• Given problem
Find each line containing the string "this". Copy it.

• Listed records
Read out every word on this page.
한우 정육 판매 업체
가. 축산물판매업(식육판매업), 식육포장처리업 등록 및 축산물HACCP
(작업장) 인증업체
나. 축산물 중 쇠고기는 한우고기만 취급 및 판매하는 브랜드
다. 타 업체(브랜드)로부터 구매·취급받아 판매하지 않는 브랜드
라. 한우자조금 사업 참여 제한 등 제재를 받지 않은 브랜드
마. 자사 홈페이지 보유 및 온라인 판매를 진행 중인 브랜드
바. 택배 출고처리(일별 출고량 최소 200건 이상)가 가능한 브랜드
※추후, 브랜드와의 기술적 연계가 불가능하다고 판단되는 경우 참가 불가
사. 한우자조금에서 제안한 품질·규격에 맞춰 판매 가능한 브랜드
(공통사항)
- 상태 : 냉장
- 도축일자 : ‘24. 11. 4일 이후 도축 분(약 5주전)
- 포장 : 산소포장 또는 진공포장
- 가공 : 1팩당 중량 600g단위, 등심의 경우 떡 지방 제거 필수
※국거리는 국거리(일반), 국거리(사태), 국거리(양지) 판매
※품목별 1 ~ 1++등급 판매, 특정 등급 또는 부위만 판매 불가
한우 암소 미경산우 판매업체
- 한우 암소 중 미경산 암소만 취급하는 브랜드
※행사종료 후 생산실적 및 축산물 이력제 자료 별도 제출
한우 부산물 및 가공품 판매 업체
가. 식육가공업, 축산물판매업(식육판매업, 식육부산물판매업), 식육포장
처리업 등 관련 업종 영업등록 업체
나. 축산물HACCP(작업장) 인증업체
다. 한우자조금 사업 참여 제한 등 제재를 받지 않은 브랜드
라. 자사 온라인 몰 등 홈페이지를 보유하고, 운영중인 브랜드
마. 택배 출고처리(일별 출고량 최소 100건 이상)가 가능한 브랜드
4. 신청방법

--

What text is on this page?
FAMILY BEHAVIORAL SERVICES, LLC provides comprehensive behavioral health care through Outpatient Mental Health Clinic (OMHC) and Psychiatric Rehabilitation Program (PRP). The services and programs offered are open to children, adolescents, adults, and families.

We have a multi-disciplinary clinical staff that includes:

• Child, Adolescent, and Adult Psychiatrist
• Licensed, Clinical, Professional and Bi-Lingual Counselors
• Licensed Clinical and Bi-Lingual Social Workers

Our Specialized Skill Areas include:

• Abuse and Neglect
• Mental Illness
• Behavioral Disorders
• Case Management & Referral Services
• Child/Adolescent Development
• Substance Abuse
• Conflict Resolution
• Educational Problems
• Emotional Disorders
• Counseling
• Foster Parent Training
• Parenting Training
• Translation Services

• Exercise result
Read out every word on this page.
What text is on this page?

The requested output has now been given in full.